▸ **Given problem**: Write the next part of the passage on self-determination theory, starting right after its last sentence.

▸ **Text excerpt**:
((

Self-determination theory

The discussion then turned to how we sustain our staff and student communities at this time, using Deci and Ryan’s self-determination theory (SDT) as a starting point. SDT is a theory of motivation: how do we explain human motivation, and how do we tap into it? It rests on a foundation of three basic psychological needs which everyone is said to have:

  • autonomy: the feeling of being in control of what we are doing; of having choice in that behaviour;
  • competence: the feeling of mastery in skills which matter to us; and
  • relatedness: the feeling of being cared for, of caring for others, and of being part of group(s) which are of importance to us

It isn’t hard to see how each of these might be challenged at the moment and discussion within the whole hang out group turned to ways in which staff and students might experience this. For example, students have had their friendship groups quickly removed from them; some are unable to return to families because of border closures or because they are shielding family members; others are living with family environments in which they are profoundly unhappy: all of these are factors which can impact upon their sense of relatedness. Staff, meanwhile, can feel like their own competence has suddenly diminished because of e.g. the sudden pivot to online teaching. Lydia reflected on the fact that we cannot solve or control all of these issues, but that being aware of the fact they are undermining these basic psychological needs can be helpful when thinking about how and what we communicate with both colleagues and students. In particular, we need to not be robotic about this communication or assume that things can carry on as normal, just online. Lydia reflected upon the lessons learned in America following Hurricane Katrina, where many students and staff experienced a similarity swift and traumatic end to ‘normal’ university life. Those who have experienced this consistently recommend more regular communication with your students, even if it is only a brief message to remind them that you are there – this is critical in keeping students ‘with’ you.

))

▸ **Entries provided**:
((

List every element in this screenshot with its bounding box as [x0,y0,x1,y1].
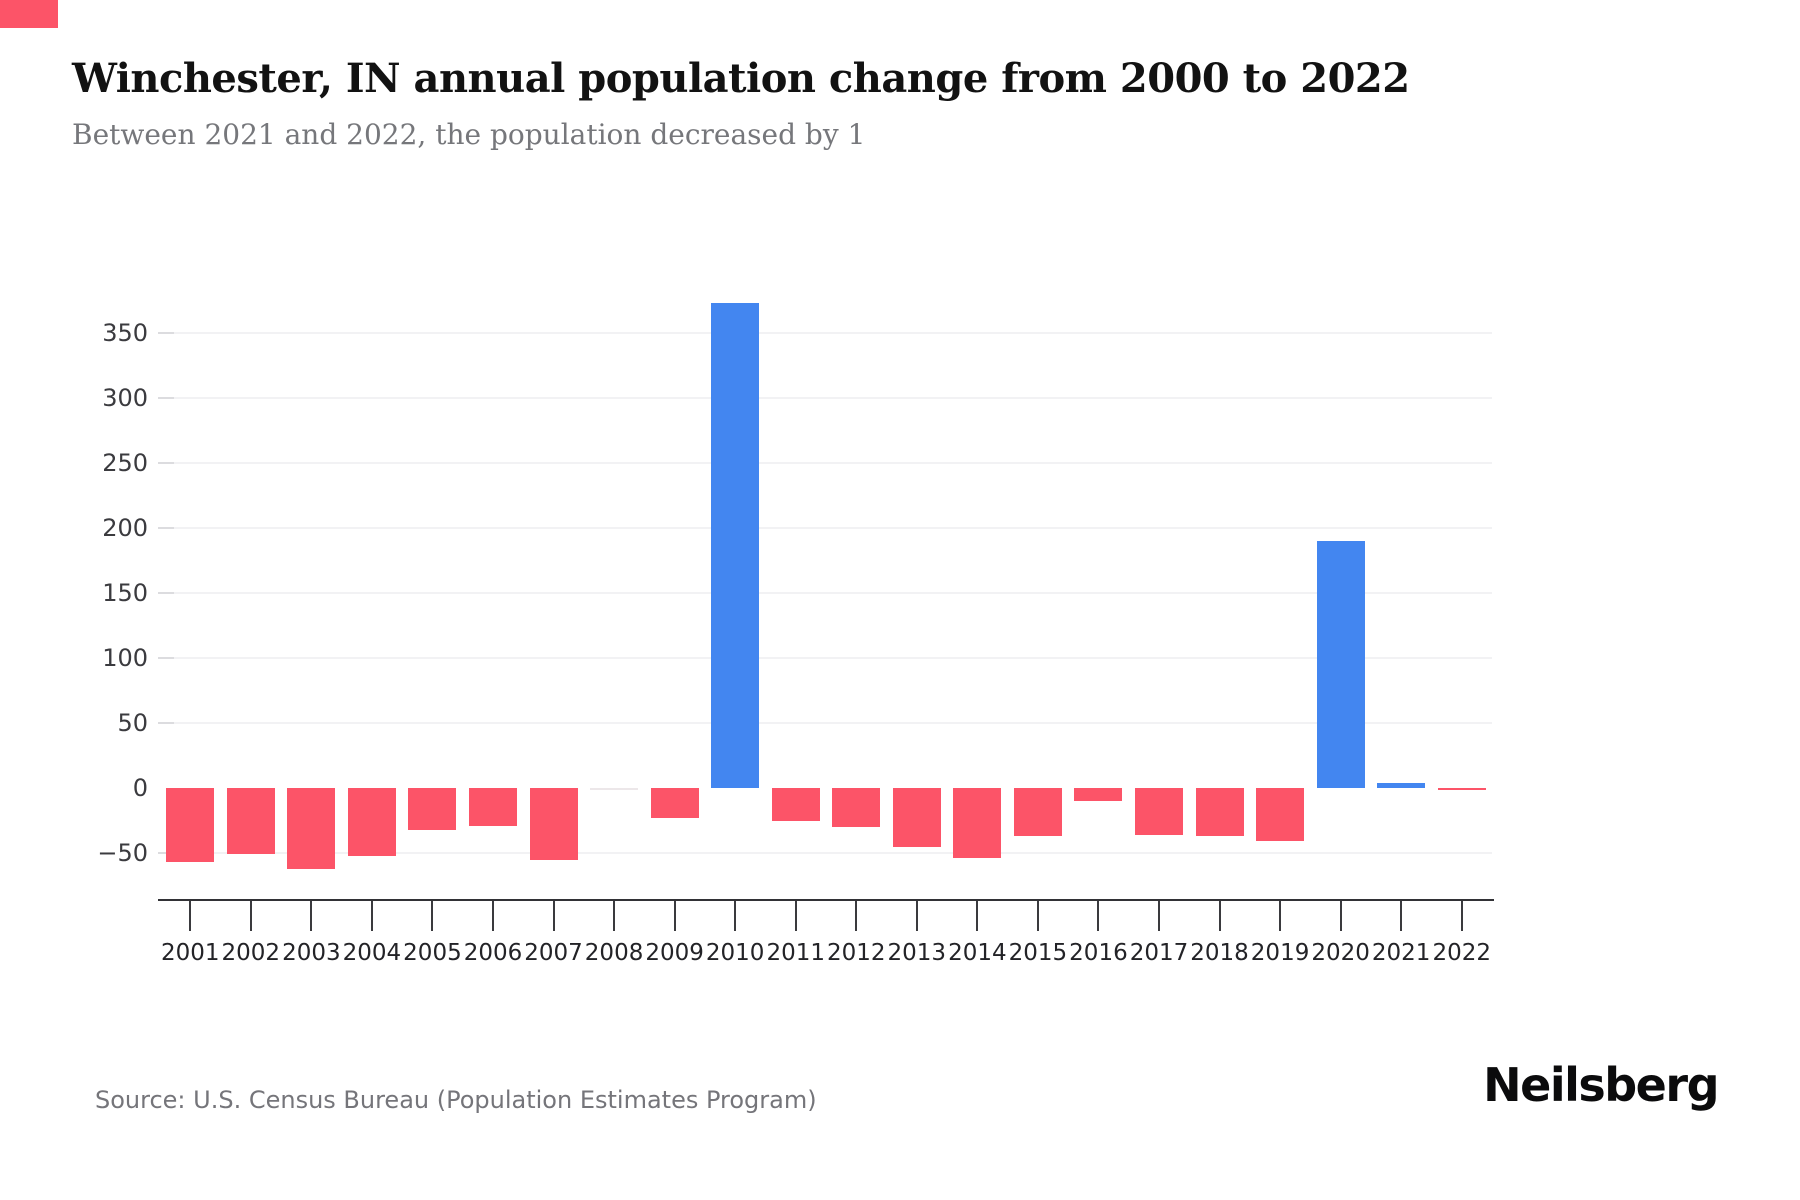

))
((

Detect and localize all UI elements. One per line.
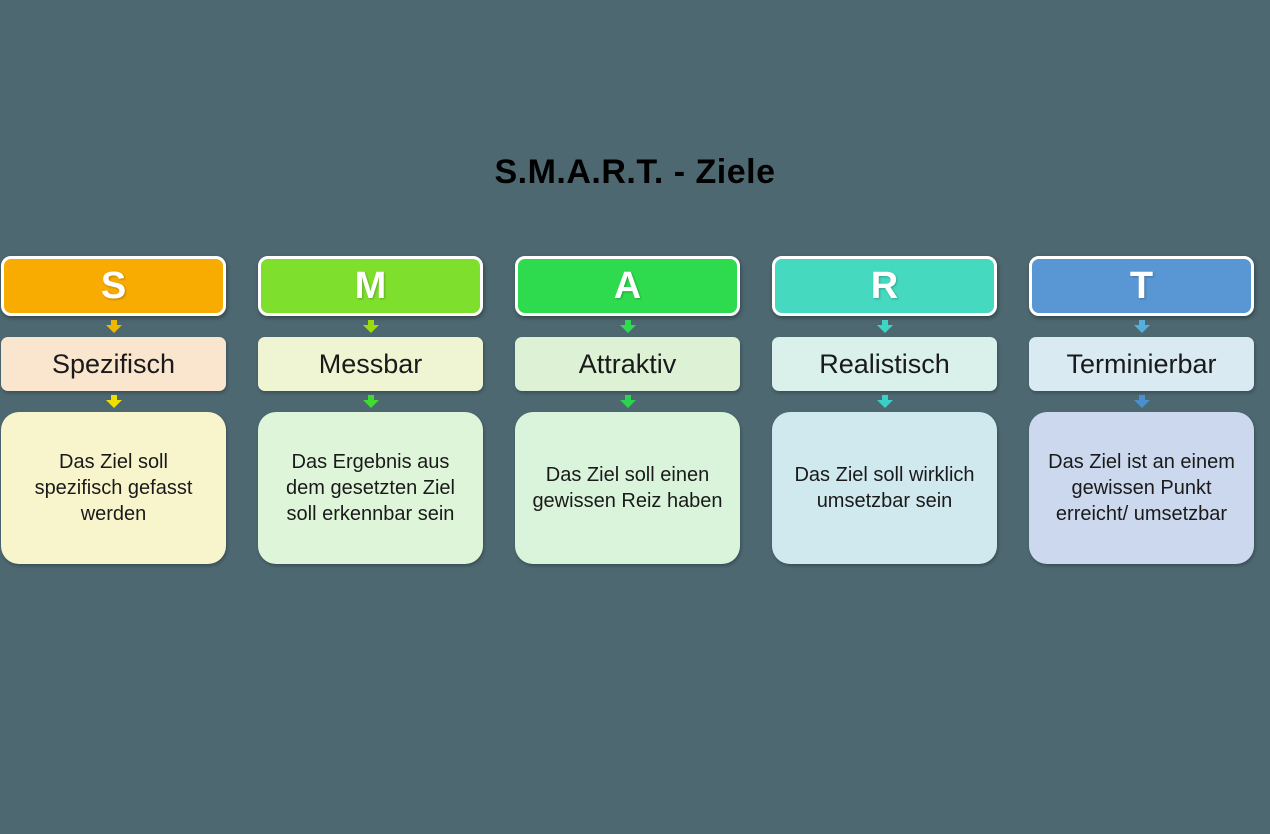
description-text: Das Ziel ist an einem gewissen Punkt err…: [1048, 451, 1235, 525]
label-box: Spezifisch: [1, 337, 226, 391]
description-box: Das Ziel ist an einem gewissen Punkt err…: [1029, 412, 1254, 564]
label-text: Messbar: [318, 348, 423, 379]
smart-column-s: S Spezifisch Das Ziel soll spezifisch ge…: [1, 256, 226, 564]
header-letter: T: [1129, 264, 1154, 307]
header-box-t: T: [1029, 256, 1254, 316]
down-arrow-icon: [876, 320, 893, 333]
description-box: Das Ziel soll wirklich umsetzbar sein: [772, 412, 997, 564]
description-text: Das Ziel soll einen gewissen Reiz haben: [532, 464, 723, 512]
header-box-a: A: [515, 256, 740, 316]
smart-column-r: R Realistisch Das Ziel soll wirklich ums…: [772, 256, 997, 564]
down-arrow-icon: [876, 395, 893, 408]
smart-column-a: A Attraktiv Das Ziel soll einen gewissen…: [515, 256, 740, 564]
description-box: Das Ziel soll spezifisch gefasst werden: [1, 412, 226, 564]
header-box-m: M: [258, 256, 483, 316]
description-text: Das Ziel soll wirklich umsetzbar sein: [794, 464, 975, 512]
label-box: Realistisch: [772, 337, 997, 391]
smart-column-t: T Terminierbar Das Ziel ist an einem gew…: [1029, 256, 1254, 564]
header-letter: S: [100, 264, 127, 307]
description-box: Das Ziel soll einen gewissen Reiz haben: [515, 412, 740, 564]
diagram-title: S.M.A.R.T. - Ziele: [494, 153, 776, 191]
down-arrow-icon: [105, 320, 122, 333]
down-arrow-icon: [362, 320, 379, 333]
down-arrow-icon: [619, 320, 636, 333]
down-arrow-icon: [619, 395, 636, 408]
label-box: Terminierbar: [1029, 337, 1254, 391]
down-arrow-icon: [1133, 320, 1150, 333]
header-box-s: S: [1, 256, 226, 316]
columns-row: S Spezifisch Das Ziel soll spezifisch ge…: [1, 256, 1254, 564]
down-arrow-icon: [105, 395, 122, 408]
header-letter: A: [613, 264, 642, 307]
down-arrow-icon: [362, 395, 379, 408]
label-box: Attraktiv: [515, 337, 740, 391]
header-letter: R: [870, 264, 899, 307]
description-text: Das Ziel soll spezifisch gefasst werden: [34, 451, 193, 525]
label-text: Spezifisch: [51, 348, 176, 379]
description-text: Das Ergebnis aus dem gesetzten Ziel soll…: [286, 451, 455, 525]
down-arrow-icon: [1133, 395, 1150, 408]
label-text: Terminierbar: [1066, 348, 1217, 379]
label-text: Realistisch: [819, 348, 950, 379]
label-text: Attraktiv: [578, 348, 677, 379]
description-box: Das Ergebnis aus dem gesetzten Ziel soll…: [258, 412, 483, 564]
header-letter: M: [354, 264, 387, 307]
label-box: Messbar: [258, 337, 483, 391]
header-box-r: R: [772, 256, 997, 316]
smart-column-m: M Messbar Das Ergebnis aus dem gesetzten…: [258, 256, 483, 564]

))

▸ **Output for this task**:
Shared experiences between students and staff

The broader group discussion picked up on a number of points raised within the Q+A session, including the fact that relatedness between staff and students has in some cases increased (because of this shared experience providing common ground – giving something of yourself over to students on a personal level is particularly likely to have helped with this), and that feeling competent is likely to be of great personal value to staff (and students!): feeling like you can’t do your work to the best of your ability will, therefore, be difficult to accept.

Further reflections included the need to consider how we help students with their own self-care at this time (see here and here for some suggestions), and to meet students on platforms which work for them or which they are most familiar with (something which can be a challenge when institutional restrictions are put in place, even if there are very good reasons for doing so, and which of course can have implications for staff trying to keep on top of more than one platform).

Future hang outs

The plan was for this hang out to include a discussion around online personal tutoring, but the discussion went so well we ran out of time! So, the plan is to push that to the future – following the break for Easter, we will have these hangouts:

  • 21st April, 1100 (BST): Q+A with James Lee, focusing upon assessment and revision
  • 28th April, 1100 (BST), Q+A with Caroline Strevens, covering staff wellbeing and personal value, followed by a general discussion around personal tutoring
  • 5th May, 1100 (BST): an opportunity for ECRs to present the work which they would have presented at cancelled conferences, symposia, workshops – please email Lydia (l.k.bleasdale@leeds.ac.uk) to chat about this.

Finally, another excellent opportunity to present papers online is available through the Chinese University of Hong Kong  – see the call for papers here – and their occasional online seminars here.

We hope you had  a lovely Easter and a little bit of a break maybe – take care of yourselves and of each other, and be as kind to yourself as you are no doubt being to your students.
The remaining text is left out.